Goal: Pick out each line of the records that includes the string "Delete", and copy it.
______________________________
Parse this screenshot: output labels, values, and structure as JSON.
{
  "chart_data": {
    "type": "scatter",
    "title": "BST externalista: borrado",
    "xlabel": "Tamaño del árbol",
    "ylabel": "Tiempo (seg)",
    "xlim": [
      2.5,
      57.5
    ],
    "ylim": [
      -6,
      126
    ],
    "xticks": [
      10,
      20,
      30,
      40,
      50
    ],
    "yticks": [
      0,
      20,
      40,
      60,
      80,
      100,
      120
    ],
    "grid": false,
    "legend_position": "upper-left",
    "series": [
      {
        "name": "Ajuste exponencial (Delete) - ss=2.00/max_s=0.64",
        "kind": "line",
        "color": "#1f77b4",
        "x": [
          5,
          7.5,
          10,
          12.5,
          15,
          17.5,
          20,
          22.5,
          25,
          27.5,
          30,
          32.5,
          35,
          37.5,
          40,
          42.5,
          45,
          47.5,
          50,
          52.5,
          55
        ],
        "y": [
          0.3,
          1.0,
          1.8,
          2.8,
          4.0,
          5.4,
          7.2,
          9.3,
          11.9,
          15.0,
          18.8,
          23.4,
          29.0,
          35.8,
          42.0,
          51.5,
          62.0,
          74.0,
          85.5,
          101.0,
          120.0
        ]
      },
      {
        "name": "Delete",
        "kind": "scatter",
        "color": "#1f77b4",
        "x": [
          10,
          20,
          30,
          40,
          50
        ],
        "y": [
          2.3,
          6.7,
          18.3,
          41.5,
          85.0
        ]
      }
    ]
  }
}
______________________________
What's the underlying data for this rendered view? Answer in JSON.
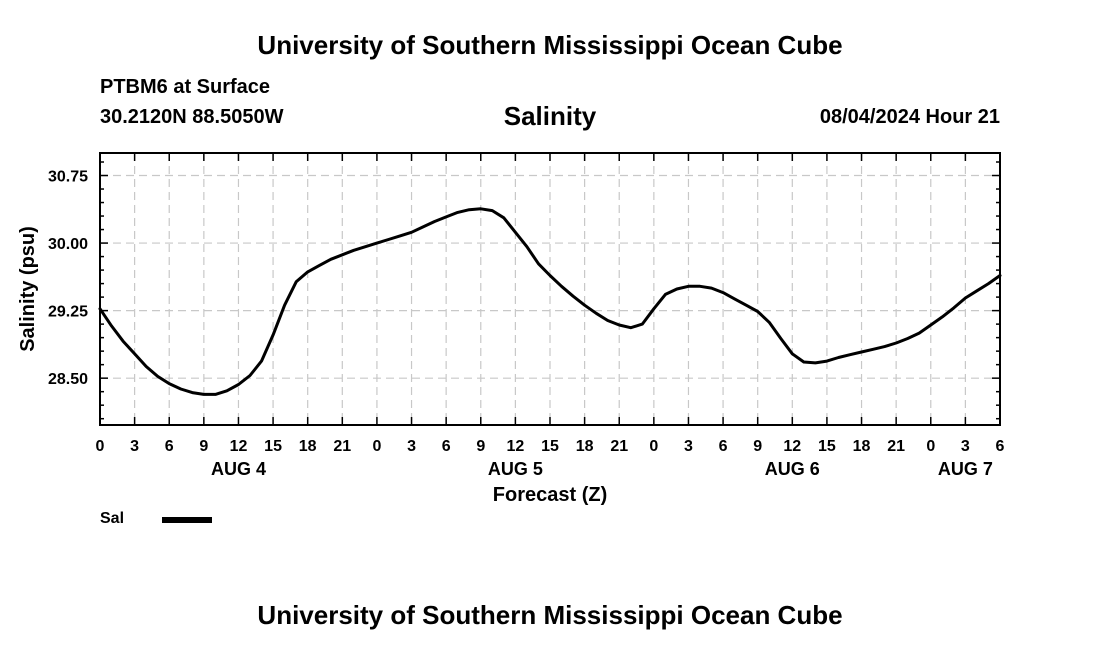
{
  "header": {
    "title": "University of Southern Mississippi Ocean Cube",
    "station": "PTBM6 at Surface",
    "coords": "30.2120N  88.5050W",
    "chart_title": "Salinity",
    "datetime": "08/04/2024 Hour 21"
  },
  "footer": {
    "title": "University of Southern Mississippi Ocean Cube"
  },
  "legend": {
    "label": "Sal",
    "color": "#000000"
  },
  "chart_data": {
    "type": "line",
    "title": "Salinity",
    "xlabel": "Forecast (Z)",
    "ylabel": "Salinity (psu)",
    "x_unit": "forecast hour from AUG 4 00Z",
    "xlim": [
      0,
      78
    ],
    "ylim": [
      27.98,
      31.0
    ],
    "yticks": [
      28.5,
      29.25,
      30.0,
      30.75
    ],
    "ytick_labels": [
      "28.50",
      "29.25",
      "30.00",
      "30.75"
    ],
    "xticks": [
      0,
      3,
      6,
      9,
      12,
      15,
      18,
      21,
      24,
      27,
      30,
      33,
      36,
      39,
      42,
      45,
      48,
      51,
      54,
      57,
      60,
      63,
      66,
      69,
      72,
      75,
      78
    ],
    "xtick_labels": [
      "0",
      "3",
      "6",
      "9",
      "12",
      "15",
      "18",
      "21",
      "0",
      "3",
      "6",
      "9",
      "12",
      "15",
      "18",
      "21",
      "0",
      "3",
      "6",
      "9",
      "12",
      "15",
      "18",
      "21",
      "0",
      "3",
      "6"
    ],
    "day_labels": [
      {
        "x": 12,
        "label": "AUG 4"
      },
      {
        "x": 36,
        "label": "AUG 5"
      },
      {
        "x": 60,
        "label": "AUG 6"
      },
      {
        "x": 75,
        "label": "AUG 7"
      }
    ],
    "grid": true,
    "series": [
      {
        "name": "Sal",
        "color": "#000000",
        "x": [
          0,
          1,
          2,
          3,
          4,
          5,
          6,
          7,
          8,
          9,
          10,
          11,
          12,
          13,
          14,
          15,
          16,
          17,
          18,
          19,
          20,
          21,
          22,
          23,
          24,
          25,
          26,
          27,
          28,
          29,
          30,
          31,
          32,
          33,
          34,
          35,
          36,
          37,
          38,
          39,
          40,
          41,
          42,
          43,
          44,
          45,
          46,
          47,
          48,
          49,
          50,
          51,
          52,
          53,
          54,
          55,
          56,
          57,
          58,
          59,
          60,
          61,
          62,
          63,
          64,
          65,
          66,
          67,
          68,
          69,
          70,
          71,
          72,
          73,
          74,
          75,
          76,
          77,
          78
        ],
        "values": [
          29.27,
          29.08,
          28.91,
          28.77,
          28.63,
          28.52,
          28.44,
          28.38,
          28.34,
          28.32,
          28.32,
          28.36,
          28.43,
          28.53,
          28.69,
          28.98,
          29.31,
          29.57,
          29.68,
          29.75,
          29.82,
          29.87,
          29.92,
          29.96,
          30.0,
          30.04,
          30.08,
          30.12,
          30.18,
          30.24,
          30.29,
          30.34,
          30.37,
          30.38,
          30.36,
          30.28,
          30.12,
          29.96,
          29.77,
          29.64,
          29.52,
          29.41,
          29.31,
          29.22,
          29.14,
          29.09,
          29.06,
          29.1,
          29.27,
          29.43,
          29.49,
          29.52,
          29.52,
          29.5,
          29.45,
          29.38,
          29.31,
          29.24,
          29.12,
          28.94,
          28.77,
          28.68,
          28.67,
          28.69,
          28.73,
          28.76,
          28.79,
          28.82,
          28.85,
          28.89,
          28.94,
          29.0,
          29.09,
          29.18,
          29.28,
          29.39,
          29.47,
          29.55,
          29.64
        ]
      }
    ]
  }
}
______________________________
Solution:
        "name": "Ajuste exponencial (Delete) - ss=2.00/max_s=0.64",
        "name": "Delete",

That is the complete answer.